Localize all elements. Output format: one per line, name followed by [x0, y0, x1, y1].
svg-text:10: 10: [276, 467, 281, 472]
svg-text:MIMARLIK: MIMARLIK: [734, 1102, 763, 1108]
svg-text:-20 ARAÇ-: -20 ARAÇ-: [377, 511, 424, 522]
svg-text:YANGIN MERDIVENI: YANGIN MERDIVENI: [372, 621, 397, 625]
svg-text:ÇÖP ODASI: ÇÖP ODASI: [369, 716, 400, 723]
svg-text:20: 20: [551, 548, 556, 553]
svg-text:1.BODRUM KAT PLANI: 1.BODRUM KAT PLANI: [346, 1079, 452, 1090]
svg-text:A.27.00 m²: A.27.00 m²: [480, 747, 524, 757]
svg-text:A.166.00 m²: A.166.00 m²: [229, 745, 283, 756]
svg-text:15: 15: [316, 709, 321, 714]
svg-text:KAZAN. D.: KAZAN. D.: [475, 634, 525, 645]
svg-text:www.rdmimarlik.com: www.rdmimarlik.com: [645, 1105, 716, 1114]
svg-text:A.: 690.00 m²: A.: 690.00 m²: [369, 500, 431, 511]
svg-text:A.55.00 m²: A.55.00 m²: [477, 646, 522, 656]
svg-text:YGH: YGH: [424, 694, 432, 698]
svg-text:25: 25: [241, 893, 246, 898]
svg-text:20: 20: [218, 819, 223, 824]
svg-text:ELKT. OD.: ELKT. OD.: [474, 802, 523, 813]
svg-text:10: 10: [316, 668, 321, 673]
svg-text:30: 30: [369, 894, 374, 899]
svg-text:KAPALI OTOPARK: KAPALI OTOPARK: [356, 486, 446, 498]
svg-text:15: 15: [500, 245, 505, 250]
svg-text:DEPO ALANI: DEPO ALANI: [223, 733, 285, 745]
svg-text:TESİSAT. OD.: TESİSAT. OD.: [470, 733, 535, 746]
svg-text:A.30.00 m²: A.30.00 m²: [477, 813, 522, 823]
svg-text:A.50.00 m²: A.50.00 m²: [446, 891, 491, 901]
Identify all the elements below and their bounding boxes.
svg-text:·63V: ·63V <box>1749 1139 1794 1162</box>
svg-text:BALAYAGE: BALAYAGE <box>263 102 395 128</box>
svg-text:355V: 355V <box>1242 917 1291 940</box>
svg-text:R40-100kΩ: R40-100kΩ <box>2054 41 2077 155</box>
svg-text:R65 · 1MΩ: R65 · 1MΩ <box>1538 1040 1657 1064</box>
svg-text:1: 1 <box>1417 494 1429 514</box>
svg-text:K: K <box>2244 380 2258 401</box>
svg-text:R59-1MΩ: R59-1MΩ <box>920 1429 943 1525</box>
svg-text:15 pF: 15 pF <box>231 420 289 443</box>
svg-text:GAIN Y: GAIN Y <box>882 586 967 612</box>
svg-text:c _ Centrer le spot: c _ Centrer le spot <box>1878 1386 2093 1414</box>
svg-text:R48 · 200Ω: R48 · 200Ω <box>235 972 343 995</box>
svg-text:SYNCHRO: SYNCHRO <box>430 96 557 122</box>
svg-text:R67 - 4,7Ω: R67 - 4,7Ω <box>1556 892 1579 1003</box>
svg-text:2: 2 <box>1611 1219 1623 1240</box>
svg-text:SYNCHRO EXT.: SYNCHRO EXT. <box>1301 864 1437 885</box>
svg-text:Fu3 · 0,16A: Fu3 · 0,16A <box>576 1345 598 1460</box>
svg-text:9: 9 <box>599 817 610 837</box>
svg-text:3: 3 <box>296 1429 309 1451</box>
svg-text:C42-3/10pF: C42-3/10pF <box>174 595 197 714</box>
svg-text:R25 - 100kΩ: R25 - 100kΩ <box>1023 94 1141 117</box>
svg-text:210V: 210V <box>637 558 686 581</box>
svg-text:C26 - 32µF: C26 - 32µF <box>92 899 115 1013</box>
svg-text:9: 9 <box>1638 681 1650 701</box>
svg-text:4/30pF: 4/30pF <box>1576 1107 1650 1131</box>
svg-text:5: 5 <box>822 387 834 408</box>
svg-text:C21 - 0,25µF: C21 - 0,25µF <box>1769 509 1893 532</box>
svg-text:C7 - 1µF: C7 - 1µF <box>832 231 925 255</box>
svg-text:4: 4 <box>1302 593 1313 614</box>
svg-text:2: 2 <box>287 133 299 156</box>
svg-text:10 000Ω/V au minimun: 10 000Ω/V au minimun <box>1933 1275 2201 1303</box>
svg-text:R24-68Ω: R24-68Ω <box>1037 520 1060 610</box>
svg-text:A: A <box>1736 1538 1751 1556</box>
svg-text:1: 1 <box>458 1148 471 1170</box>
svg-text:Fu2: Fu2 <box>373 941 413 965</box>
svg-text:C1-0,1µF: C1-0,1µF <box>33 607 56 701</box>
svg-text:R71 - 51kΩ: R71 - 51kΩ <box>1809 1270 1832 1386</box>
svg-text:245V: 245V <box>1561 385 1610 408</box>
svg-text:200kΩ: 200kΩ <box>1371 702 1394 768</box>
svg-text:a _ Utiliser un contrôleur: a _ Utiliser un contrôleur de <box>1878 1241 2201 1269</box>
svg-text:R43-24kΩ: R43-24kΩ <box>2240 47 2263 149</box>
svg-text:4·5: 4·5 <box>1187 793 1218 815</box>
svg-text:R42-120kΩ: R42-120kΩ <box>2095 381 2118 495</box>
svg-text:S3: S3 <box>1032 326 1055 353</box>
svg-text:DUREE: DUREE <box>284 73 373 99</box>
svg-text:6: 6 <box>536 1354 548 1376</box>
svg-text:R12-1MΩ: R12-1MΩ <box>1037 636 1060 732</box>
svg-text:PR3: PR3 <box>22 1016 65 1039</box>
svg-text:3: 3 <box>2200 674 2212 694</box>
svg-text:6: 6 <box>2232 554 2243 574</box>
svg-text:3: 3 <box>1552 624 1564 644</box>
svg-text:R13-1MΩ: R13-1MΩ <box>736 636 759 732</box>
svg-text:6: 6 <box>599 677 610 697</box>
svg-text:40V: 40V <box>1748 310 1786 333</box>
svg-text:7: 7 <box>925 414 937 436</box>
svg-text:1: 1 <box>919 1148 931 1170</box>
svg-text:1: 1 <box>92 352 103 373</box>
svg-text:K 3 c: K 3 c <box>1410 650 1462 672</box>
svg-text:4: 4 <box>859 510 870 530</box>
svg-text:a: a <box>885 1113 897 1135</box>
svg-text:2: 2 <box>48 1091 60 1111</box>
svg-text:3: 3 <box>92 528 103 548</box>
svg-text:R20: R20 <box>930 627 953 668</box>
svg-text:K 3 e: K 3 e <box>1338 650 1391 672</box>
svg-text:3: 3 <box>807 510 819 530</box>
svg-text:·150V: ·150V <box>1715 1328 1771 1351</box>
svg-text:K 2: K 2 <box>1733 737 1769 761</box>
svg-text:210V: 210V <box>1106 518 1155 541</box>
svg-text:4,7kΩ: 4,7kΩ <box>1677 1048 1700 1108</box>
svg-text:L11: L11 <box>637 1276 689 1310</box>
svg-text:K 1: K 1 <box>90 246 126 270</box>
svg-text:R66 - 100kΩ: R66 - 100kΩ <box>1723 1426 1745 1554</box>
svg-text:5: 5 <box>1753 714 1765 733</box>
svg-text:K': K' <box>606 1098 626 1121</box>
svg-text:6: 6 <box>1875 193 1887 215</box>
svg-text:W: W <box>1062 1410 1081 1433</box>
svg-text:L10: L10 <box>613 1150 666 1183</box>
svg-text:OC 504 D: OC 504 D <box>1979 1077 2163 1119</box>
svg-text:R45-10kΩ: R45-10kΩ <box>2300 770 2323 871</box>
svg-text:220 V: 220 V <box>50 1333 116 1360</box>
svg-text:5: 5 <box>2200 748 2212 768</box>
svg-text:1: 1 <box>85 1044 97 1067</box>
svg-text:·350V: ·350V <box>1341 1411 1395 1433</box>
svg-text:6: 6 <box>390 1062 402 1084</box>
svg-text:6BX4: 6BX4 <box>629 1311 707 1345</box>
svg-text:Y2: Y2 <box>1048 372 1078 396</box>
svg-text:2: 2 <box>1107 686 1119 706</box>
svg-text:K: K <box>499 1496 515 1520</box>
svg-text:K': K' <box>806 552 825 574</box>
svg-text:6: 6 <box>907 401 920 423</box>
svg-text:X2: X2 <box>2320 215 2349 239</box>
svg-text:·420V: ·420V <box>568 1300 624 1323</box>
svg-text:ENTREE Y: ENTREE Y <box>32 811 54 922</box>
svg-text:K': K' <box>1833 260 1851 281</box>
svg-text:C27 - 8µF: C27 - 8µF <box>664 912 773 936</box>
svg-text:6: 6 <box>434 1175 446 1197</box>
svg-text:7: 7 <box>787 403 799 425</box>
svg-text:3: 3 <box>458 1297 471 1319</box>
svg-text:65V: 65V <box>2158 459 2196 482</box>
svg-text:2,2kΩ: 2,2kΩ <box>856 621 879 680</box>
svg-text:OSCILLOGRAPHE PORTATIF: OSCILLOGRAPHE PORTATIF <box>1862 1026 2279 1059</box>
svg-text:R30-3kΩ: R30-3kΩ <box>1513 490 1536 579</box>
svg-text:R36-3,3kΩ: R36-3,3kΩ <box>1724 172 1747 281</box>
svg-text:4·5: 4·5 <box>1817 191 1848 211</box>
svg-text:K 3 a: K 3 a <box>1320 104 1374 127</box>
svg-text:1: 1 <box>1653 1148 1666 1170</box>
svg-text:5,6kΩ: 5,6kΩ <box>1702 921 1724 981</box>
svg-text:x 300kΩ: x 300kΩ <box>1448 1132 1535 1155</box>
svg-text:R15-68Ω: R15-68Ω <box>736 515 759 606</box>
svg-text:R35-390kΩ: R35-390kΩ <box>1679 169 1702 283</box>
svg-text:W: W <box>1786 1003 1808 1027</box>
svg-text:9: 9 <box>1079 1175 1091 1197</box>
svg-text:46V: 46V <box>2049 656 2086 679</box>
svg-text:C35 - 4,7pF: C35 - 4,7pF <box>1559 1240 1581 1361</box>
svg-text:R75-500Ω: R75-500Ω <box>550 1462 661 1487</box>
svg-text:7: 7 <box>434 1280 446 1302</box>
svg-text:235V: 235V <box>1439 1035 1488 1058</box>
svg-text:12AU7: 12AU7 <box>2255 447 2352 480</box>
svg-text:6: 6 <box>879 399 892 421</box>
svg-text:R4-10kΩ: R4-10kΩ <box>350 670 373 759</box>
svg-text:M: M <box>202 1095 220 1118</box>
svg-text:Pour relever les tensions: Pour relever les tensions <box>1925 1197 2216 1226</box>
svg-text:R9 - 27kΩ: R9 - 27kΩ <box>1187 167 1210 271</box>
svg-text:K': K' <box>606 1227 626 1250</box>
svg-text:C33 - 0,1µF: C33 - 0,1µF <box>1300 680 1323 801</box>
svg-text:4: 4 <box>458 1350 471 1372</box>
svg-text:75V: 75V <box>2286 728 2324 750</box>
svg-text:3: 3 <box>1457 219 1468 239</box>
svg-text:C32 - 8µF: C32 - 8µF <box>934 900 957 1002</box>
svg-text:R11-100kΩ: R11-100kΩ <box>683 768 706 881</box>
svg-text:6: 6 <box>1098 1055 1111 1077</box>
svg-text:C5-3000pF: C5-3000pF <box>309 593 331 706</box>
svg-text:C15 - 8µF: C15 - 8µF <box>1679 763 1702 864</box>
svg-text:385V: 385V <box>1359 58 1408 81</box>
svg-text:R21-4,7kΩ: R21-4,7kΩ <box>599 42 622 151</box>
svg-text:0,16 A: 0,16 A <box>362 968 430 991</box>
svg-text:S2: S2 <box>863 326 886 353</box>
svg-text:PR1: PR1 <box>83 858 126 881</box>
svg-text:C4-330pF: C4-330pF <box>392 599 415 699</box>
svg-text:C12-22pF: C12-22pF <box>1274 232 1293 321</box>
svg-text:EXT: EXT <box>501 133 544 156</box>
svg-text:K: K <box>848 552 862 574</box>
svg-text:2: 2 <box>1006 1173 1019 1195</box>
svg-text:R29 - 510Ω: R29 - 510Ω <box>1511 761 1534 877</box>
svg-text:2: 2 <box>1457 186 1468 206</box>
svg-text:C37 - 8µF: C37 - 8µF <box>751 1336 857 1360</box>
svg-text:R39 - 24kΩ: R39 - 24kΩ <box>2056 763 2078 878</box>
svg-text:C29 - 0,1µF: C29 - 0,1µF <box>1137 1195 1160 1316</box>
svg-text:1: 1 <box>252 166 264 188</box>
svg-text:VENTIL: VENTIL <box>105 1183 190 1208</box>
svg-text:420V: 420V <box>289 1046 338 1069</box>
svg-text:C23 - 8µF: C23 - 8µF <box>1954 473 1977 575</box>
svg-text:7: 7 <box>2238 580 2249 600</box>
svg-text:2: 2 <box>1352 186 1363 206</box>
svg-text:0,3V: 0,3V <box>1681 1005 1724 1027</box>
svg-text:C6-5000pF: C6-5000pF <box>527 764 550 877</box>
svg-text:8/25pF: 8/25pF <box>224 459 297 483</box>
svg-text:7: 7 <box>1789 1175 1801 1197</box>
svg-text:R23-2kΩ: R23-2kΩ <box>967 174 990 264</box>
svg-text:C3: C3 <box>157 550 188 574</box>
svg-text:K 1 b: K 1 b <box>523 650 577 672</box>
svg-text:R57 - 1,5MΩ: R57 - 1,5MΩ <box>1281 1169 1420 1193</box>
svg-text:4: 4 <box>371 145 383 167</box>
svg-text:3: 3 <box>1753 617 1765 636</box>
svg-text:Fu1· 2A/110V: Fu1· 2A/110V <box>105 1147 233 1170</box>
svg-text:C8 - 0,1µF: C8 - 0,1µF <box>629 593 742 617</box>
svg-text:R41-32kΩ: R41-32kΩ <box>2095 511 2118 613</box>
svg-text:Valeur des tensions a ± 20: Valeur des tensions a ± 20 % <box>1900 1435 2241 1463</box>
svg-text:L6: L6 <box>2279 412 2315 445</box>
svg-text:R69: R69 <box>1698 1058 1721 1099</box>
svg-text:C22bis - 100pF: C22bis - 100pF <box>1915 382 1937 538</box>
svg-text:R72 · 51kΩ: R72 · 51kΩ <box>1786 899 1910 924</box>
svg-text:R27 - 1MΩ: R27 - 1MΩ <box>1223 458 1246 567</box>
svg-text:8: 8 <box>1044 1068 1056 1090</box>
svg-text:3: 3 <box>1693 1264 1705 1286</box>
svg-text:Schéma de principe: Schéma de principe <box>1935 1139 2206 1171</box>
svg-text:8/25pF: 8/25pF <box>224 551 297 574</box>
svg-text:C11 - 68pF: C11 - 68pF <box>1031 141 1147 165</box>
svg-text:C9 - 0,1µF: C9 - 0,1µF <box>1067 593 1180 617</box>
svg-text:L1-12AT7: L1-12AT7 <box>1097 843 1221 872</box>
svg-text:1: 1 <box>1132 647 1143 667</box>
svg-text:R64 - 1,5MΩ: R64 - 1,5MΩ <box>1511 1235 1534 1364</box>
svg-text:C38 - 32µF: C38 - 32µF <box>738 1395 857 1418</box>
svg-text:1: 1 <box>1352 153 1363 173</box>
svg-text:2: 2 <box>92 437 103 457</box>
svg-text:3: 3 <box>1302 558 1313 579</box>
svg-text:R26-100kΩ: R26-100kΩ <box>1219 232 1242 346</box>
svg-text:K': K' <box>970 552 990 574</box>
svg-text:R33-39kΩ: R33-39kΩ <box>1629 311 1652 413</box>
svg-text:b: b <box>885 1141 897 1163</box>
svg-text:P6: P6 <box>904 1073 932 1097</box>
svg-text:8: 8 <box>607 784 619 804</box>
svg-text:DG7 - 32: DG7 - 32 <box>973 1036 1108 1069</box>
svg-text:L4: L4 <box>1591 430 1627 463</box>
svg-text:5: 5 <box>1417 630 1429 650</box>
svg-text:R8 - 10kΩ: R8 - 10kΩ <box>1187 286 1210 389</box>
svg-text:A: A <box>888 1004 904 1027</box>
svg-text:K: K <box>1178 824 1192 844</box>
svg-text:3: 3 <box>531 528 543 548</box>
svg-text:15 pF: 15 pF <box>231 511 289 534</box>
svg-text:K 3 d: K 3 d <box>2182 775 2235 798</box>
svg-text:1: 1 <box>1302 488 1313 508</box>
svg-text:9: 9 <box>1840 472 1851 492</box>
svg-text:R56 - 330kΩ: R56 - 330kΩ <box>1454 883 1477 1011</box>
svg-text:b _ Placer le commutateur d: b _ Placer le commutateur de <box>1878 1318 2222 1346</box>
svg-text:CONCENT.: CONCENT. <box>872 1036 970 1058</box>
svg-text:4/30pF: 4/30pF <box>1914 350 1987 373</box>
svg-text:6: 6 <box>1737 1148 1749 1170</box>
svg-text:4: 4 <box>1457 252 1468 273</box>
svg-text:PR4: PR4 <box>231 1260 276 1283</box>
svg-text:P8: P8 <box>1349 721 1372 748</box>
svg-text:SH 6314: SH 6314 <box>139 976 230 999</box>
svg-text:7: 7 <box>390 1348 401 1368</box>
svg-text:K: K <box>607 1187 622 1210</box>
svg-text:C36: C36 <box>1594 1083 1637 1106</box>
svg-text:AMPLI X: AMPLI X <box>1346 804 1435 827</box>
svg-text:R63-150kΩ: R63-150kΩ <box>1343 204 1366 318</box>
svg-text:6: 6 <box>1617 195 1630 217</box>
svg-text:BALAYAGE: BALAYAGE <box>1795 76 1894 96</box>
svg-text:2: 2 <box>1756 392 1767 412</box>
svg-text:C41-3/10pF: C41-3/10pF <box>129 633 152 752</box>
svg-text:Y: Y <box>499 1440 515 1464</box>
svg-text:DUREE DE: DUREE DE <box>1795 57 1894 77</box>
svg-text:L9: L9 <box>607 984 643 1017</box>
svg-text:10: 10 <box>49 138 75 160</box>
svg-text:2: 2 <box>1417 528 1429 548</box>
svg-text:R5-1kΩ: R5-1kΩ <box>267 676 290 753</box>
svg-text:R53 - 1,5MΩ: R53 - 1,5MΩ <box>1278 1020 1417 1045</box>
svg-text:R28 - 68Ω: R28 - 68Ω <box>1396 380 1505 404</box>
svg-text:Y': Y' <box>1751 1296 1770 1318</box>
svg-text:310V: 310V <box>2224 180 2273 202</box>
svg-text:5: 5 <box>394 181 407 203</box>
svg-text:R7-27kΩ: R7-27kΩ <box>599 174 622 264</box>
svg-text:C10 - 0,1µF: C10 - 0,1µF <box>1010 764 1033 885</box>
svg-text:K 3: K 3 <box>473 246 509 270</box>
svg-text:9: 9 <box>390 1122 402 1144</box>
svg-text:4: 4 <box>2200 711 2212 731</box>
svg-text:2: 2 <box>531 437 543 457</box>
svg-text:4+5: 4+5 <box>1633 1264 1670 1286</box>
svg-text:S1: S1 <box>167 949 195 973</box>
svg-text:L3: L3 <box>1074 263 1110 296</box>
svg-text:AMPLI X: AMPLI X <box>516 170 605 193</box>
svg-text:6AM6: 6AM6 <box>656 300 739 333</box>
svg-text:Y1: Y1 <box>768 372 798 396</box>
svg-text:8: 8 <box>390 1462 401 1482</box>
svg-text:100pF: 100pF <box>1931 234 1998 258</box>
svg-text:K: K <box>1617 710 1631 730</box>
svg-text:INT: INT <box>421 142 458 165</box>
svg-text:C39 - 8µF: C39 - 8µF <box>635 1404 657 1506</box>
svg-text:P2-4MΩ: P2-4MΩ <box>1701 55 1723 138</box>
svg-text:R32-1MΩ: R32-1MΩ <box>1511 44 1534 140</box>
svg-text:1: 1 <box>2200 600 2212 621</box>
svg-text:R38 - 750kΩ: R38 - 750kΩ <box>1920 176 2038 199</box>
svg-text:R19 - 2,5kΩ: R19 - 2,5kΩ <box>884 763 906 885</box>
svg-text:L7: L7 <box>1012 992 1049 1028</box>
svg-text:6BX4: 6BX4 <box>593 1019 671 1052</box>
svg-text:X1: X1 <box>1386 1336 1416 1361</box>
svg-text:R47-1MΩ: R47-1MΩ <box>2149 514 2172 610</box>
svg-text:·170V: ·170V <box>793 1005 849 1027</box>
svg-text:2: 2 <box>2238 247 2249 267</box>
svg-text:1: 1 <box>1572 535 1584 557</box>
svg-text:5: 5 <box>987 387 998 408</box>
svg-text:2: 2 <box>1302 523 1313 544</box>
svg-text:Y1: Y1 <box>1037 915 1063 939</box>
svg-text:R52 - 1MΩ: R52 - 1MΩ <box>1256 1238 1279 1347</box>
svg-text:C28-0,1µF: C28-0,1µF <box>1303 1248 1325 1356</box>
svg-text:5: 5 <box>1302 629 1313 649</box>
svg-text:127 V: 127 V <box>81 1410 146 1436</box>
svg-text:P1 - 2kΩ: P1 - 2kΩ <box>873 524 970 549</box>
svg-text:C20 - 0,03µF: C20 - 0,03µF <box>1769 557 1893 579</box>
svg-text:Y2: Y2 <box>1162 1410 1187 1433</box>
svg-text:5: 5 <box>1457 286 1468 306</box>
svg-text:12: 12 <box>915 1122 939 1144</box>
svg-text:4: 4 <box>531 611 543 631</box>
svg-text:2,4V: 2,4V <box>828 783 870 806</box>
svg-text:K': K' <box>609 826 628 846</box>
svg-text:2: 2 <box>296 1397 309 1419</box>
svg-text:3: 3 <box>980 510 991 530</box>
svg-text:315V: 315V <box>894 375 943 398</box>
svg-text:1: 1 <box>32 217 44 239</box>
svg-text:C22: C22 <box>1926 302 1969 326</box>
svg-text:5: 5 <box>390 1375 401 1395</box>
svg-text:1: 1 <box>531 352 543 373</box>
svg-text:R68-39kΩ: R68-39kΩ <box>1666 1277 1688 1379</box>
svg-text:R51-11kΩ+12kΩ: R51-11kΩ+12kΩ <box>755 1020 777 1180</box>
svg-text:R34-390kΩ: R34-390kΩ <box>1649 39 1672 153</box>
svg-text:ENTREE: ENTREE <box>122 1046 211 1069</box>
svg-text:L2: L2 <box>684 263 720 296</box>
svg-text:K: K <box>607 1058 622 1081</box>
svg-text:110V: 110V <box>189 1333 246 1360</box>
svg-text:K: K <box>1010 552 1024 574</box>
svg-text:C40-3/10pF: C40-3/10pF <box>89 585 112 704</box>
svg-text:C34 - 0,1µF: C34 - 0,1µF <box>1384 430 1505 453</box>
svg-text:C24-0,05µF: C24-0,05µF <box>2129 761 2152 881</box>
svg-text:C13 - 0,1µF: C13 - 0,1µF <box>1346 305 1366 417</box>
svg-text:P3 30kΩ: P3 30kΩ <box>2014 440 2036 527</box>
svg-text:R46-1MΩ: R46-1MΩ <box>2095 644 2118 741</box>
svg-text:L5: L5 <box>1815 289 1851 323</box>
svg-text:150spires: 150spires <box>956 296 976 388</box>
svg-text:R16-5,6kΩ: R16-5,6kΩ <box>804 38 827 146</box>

- [TASK STATEMENT]: Reproduce the items verbatim, from the first line through the line containing "svg-text:KAZAN. D.: KAZAN.", with both ends included.

- [TASK RESPONSE]:
Localize all elements. Output format: one per line, name followed by [x0, y0, x1, y1].
svg-text:10: 10: [276, 467, 281, 472]
svg-text:MIMARLIK: MIMARLIK: [734, 1102, 763, 1108]
svg-text:-20 ARAÇ-: -20 ARAÇ-: [377, 511, 424, 522]
svg-text:YANGIN MERDIVENI: YANGIN MERDIVENI: [372, 621, 397, 625]
svg-text:ÇÖP ODASI: ÇÖP ODASI: [369, 716, 400, 723]
svg-text:20: 20: [551, 548, 556, 553]
svg-text:1.BODRUM KAT PLANI: 1.BODRUM KAT PLANI: [346, 1079, 452, 1090]
svg-text:A.27.00 m²: A.27.00 m²: [480, 747, 524, 757]
svg-text:A.166.00 m²: A.166.00 m²: [229, 745, 283, 756]
svg-text:15: 15: [316, 709, 321, 714]
svg-text:KAZAN. D.: KAZAN. D.: [475, 634, 525, 645]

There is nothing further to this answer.